**WHAT IS REQUIRED**: Scan the entries below and return each line that contains "Geschäfte".

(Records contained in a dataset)
┄┄┄┄┄┄┄┄┄┄
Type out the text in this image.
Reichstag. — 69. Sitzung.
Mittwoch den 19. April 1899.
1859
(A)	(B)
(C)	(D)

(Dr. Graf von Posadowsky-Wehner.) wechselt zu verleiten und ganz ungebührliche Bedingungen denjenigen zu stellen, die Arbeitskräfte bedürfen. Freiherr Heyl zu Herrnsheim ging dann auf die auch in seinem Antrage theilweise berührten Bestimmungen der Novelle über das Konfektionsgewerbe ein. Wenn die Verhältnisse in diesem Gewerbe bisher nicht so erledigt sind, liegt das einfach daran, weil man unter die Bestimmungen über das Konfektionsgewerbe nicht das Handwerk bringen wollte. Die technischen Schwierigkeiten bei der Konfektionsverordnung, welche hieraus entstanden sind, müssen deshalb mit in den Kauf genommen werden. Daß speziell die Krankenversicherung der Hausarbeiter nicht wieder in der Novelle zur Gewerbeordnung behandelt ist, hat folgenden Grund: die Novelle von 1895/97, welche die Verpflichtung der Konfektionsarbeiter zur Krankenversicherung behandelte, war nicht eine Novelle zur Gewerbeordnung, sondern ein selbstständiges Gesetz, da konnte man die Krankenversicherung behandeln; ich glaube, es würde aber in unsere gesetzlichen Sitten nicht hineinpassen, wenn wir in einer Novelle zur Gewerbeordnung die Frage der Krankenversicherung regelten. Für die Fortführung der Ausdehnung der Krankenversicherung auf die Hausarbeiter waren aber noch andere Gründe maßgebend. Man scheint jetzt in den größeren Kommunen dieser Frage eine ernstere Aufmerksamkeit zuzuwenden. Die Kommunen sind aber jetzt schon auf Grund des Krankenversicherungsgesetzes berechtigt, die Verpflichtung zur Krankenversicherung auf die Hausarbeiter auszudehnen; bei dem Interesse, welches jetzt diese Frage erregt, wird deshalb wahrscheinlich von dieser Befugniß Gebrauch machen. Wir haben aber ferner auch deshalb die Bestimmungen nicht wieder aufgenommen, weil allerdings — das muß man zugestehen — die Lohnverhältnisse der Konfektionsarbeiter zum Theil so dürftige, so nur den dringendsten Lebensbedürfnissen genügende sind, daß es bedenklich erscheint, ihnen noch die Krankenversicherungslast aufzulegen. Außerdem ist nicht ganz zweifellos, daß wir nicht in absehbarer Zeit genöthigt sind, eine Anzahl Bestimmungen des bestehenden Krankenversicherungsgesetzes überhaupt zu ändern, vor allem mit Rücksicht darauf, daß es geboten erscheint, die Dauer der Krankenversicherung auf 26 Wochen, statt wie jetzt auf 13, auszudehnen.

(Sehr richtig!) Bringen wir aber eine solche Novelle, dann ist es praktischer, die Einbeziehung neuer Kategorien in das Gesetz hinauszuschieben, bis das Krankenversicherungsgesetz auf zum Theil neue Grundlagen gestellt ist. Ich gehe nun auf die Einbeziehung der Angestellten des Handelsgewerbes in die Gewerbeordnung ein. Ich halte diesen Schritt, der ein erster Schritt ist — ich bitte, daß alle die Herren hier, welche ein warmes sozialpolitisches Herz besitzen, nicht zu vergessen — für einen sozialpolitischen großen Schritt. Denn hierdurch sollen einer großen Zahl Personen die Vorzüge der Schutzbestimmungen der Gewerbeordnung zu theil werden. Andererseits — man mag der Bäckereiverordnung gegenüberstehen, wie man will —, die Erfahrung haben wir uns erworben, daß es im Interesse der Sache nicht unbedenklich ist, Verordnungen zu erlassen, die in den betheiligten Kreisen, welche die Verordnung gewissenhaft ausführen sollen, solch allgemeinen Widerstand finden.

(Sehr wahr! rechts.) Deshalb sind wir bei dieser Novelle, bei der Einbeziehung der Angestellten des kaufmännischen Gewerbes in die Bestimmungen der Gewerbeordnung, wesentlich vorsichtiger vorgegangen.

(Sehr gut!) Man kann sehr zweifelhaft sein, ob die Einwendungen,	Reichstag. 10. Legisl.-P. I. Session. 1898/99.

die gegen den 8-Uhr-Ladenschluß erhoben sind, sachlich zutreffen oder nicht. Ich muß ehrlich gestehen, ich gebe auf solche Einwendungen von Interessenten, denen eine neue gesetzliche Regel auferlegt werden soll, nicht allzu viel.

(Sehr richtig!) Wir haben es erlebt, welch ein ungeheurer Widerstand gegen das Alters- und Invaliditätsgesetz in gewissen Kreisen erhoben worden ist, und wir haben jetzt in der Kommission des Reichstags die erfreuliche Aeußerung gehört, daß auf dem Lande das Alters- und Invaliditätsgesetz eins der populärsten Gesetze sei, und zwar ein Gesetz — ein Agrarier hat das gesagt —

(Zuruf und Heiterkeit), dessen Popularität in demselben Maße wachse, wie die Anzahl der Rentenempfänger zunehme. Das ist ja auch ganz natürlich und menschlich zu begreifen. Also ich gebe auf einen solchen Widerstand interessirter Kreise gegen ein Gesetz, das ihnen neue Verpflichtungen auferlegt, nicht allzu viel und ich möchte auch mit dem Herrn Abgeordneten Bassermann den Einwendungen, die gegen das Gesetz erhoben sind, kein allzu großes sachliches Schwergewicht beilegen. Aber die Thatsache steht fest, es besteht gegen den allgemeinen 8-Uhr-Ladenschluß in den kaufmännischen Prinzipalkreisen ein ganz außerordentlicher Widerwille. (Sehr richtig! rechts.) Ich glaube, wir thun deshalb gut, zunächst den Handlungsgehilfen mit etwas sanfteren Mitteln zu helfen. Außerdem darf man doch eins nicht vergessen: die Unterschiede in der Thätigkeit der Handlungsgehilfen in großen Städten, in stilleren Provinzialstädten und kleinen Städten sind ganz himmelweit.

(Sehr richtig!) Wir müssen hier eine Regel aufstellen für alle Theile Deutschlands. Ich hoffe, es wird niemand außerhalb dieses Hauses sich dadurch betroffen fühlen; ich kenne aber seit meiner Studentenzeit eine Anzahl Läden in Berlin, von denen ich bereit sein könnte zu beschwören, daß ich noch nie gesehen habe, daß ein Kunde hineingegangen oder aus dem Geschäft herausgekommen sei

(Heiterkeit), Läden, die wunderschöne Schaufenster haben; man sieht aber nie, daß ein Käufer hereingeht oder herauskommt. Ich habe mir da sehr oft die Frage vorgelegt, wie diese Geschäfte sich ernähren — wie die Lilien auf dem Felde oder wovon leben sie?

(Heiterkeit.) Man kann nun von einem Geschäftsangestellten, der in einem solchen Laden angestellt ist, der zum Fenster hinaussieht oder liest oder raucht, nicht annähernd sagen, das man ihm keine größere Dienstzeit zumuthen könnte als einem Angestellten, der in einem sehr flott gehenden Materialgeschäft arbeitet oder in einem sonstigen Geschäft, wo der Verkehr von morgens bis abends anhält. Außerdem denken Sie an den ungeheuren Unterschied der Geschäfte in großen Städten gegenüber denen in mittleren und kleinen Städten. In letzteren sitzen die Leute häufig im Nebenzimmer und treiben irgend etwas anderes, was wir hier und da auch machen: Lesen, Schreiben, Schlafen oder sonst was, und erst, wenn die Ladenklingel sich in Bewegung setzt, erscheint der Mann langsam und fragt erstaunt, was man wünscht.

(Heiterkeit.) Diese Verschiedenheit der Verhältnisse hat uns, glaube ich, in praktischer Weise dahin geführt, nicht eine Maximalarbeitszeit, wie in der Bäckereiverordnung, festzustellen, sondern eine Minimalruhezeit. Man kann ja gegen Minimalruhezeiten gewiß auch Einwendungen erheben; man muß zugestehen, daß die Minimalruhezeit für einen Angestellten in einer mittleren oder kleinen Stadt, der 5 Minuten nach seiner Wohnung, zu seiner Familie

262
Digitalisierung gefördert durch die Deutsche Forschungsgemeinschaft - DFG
┄┄┄┄┄┄┄┄┄┄
**WRITTEN SOLUTION**:
(Heiterkeit), Läden, die wunderschöne Schaufenster haben; man sieht aber nie, daß ein Käufer hereingeht oder herauskommt. Ich habe mir da sehr oft die Frage vorgelegt, wie diese Geschäfte sich ernähren — wie die Lilien auf dem Felde oder wovon leben sie?
(Heiterkeit.) Man kann nun von einem Geschäftsangestellten, der in einem solchen Laden angestellt ist, der zum Fenster hinaussieht oder liest oder raucht, nicht annähernd sagen, das man ihm keine größere Dienstzeit zumuthen könnte als einem Angestellten, der in einem sehr flott gehenden Materialgeschäft arbeitet oder in einem sonstigen Geschäft, wo der Verkehr von morgens bis abends anhält. Außerdem denken Sie an den ungeheuren Unterschied der Geschäfte in großen Städten gegenüber denen in mittleren und kleinen Städten. In letzteren sitzen die Leute häufig im Nebenzimmer und treiben irgend etwas anderes, was wir hier und da auch machen: Lesen, Schreiben, Schlafen oder sonst was, und erst, wenn die Ladenklingel sich in Bewegung setzt, erscheint der Mann langsam und fragt erstaunt, was man wünscht.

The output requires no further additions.